Output the lines that follow exactly as they are.

Stored data entries
• • •
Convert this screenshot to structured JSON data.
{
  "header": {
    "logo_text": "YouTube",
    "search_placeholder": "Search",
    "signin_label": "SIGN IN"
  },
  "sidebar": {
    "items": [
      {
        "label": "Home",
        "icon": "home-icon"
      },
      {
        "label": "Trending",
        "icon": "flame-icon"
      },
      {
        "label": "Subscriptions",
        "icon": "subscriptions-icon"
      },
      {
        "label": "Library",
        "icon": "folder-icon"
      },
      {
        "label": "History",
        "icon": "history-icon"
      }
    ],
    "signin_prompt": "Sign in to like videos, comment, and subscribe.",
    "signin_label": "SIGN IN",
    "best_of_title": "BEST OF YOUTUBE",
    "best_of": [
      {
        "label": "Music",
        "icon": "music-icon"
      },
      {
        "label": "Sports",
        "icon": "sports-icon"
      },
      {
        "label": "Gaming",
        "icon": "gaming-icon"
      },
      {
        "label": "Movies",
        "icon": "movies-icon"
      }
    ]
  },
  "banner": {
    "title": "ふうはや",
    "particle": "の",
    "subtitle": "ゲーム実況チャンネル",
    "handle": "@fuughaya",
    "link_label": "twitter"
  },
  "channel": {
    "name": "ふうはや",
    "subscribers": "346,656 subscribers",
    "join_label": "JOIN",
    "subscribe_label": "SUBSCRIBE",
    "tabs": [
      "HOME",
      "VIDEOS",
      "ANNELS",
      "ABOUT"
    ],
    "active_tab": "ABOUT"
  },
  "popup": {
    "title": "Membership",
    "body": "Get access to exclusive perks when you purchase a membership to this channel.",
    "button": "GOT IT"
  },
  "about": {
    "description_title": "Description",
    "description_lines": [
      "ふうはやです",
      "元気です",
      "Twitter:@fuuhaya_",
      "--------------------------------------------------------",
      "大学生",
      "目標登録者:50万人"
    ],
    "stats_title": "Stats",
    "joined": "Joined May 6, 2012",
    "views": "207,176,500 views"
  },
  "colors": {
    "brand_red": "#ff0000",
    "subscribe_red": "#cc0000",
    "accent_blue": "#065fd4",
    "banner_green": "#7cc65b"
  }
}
• • •
#### WRITTEN SOLUTION
Convert this screenshot to structured JSON data.
{
  "header": {
    "logo_text": "YouTube",
    "search_placeholder": "Search",
    "signin_label": "SIGN IN"
  },
  "sidebar": {
    "items": [
      {
        "label": "Home",
        "icon": "home-icon"
      },
      {
        "label": "Trending",
        "icon": "flame-icon"
      },
      {
        "label": "Subscriptions",
        "icon": "subscriptions-icon"
      },
      {
        "label": "Library",
        "icon": "folder-icon"
      },
      {
        "label": "History",
        "icon": "history-icon"
      }
    ],
    "signin_prompt": "Sign in to like videos, comment, and subscribe.",
    "signin_label": "SIGN IN",
    "best_of_title": "BEST OF YOUTUBE",
    "best_of": [
      {
        "label": "Music",
        "icon": "music-icon"
      },
      {
        "label": "Sports",
        "icon": "sports-icon"
      },
      {
        "label": "Gaming",
        "icon": "gaming-icon"
      },
      {
        "label": "Movies",
        "icon": "movies-icon"
      }
    ]
  },
  "banner": {
    "title": "ふうはや",
    "particle": "の",
    "subtitle": "ゲーム実況チャンネル",
    "handle": "@fuughaya",
    "link_label": "twitter"
  },
  "channel": {
    "name": "ふうはや",
    "subscribers": "346,656 subscribers",
    "join_label": "JOIN",
    "subscribe_label": "SUBSCRIBE",
    "tabs": [
      "HOME",
      "VIDEOS",
      "ANNELS",
      "ABOUT"
    ],
    "active_tab": "ABOUT"
  },
  "popup": {
    "title": "Membership",
    "body": "Get access to exclusive perks when you purchase a membership to this channel.",
    "button": "GOT IT"
  },
  "about": {
    "description_title": "Description",
    "description_lines": [
      "ふうはやです",
      "元気です",
      "Twitter:@fuuhaya_",
      "--------------------------------------------------------",
      "大学生",
      "目標登録者:50万人"
    ],
    "stats_title": "Stats",
    "joined": "Joined May 6, 2012",
    "views": "207,176,500 views"
  },
  "colors": {
    "brand_red": "#ff0000",
    "subscribe_red": "#cc0000",
    "accent_blue": "#065fd4",
    "banner_green": "#7cc65b"
  }
}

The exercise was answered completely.